TEXT BLOCK:
========================


    There ARE other older unmarried men, some who are amazing, some who are less than amazing, and some who are divorced, who are also amazing, Mashallah. But as everyone mentioned, you needn’t focus on this yet – focus on yourself and filling your “unfulfilled” part of life with rewarding, educational and spiritual pursuits. And, when the time is right, inshallah, you may just find the perfect, loving, caring, respectful future husband in these very same activities.

  3. Dahlia Eissa says:

    dear starting over,

    you are incredibly brave to post your innermost thoughts and feelings online and i can assure you you are not alone.

    what i am reading throughout your post is a crisis in confidence. you are definitely smart, savvy, and an aware and forward-thinking person. you might also have many academic and professional achievements and you may display confidence in many realms in your life, but your marriage has taken a great toll on your life and your sense of confidence that anyone would “want” you. and you are right – this takes a lot of time to heal, and unlike a broken arm where someone tells you you have been injured and you will need to recover from something obvious to those around you, an emotional injury is not always obvious to everyone around you. and if your confidence has been shaken, you often do not feel entitled to take time to heal. just like your husband made you feel, recognizing an emotional reaction to something may make you feel as though you are being unreasonable and irrational. but treat your injury as you would treat a broken arm – not something that you can just get over with a little prozac, maybelline and oprah. this is the disconnect between what you “feel” and what you “know.” you “know” you are worthy, but you don’t “feel” it. Your heart and your head are not in the same place right now. that is the crisis of confidence. and it is not always tackled by training your heart to be aligned with your head. sometimes it is tackled by training your head to be more aligned with your heart. this has been my biggest challenge in life. because my life experiences have been similar to yours.

========================

PROMPT 1: Rewrite the advice comment starting with "3. Dahlia Eissa" and going on through "are not alone.", substituting "courageous" for "brave".
PROMPT 2: In the advice comment, what does Dahlia Eissa say she sees throughout the post?
PROMPT 3: Continue the advice comment from the point where it ends.
The listing that follows was drawn from a separate source.

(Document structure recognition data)

========================

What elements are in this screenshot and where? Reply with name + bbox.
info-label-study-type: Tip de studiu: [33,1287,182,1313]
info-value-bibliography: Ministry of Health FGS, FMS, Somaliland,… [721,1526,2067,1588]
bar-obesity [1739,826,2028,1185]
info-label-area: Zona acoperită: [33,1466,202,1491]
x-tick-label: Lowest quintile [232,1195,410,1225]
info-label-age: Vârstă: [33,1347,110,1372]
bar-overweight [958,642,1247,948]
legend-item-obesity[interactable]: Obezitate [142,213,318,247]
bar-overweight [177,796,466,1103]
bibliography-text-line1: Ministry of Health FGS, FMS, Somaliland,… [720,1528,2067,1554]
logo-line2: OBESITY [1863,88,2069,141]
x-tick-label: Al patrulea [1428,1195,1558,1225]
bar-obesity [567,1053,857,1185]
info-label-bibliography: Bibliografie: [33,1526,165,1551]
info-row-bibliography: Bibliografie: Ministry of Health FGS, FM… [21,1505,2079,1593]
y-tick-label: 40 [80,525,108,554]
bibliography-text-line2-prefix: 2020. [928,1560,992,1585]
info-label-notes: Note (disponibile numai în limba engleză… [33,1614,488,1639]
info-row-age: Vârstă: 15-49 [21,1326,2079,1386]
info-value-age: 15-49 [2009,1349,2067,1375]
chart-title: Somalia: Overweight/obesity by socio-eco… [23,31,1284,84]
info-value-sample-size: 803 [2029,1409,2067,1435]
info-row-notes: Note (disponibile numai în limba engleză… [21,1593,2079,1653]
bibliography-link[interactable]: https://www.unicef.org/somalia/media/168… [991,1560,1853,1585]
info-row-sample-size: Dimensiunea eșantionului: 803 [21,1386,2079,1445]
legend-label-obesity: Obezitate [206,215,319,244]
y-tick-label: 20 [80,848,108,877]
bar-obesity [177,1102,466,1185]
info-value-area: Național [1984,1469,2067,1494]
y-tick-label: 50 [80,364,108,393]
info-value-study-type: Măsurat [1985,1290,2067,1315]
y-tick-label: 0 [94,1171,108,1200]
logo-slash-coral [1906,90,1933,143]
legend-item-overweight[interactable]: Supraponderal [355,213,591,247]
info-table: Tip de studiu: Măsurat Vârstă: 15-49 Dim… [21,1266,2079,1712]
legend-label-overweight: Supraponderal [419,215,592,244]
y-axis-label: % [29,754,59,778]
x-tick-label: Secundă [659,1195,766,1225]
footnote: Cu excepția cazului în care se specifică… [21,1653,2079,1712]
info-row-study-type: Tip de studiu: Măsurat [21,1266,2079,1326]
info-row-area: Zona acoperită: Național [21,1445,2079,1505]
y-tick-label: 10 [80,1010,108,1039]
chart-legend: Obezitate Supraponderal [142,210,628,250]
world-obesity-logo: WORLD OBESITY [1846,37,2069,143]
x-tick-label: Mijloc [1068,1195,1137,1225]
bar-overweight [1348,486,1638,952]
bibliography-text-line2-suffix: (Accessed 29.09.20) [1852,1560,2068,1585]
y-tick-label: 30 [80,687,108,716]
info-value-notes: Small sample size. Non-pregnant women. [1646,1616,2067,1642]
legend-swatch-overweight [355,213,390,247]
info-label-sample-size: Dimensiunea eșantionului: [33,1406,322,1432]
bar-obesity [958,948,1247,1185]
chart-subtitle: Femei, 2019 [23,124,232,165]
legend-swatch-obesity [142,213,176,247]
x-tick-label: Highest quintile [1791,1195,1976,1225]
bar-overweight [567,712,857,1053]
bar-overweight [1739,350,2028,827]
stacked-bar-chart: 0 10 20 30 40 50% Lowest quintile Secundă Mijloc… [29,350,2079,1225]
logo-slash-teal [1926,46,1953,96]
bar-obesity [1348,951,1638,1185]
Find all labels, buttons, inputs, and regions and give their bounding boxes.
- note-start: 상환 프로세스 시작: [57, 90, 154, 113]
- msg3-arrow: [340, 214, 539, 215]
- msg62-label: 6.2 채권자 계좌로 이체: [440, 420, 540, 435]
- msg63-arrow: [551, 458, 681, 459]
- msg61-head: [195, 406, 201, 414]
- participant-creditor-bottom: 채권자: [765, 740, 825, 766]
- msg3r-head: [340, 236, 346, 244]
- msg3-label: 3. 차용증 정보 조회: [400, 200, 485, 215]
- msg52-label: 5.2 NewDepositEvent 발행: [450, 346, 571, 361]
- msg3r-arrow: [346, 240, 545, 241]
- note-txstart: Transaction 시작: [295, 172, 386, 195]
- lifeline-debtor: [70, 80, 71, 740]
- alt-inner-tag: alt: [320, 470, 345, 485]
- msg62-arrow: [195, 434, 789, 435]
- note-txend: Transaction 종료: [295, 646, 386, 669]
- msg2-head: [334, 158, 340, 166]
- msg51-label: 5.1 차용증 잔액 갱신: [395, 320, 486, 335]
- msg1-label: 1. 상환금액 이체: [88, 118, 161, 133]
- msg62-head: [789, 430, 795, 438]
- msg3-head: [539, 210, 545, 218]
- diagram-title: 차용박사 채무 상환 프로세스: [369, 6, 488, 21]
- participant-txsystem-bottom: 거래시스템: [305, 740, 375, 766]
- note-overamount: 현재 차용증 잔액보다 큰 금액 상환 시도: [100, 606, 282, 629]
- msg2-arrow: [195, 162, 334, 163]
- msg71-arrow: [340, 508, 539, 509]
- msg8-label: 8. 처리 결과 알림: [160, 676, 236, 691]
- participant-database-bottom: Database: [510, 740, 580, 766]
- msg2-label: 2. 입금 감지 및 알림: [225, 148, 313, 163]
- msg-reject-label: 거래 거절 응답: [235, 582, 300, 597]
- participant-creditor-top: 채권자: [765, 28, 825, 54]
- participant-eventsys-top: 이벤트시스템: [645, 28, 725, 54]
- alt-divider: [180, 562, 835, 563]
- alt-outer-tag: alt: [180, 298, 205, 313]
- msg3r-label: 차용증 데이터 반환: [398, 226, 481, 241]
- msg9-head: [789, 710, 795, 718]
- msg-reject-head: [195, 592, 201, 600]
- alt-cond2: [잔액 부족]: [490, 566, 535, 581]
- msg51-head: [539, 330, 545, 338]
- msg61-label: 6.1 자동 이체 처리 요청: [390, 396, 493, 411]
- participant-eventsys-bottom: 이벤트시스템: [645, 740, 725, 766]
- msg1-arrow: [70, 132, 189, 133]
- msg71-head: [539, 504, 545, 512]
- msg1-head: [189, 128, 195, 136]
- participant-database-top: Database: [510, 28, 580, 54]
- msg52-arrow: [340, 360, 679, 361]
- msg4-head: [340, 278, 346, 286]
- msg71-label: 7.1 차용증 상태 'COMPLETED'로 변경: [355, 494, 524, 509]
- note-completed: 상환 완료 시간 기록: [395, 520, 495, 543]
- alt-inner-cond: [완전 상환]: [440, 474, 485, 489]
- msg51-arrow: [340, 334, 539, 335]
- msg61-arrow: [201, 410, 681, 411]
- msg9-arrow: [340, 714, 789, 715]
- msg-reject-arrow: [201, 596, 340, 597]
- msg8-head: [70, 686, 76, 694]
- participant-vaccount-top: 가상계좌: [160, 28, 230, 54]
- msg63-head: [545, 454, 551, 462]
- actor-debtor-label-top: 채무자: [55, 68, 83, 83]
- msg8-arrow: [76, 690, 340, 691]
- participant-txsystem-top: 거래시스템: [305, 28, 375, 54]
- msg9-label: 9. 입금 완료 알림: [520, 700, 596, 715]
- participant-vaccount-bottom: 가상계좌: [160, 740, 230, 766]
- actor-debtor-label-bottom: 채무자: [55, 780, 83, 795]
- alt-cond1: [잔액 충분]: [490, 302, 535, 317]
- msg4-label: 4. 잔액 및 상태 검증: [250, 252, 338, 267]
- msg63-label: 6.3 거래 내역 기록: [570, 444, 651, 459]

========================

YOUR RESPONSE 1:
3. Dahlia Eissa says:

    dear starting over,

    you are incredibly courageous to post your innermost thoughts and feelings online and i can assure you you are not alone.

YOUR RESPONSE 2: A crisis in confidence.

YOUR RESPONSE 3:
    i was also in a relationship where my husband was older & would treat me as though i was infantile, irrational and unreasonable whenever i expressed any anger, frustration or sadness. essentially any negative emotion and the display of it was attacked as me being a woman with “problems.” this treatment was not new to me as i had grown up in an environment where this was men’s modus operandi when it came to “difficult” or “uncooperative” women. essentially “feeling” women. so it was no surprise, despite my intellectual commitment to myself to avoid a relationship with a “partner” that replicated this treatment, that i was emotionally drawn to someone who would find my weaknesses and exploit them to delegitimize my right to express my feelings. i wasn’t physically abused, but my story has a long history and it took what feels like a lifetime to realize what i had been accustomed to. i’m sharing my story here in case you want to read it –

    your feelings are integral to who you are, including your sexual feelings. please don’t feel as though because you are intelligent and capable, you should be able to overcome this quickly. and you are so young. you have so much time to rediscover yourself. take that time. leave yourself open to romance, but also take time to make friendships and do things that bring joy to your life. you have to take time to have fun because fun is what gets those endorphins pumping so you can start feeling good about yourself.

    you don’t have a “past” and your scars are not “ugly.” you might feel as though they are baggage to take into a new relationship, but those feelings wane with time. you’ve come a long way. as you said, you’ve come a long way. and you will go further and further. just do not legitimize your right to time to heal and take very, very good care of yourself. that is the best way to attract someone wonderful to your life. someone who sees how well you treat yourself will realize that that is the only way he can treat you.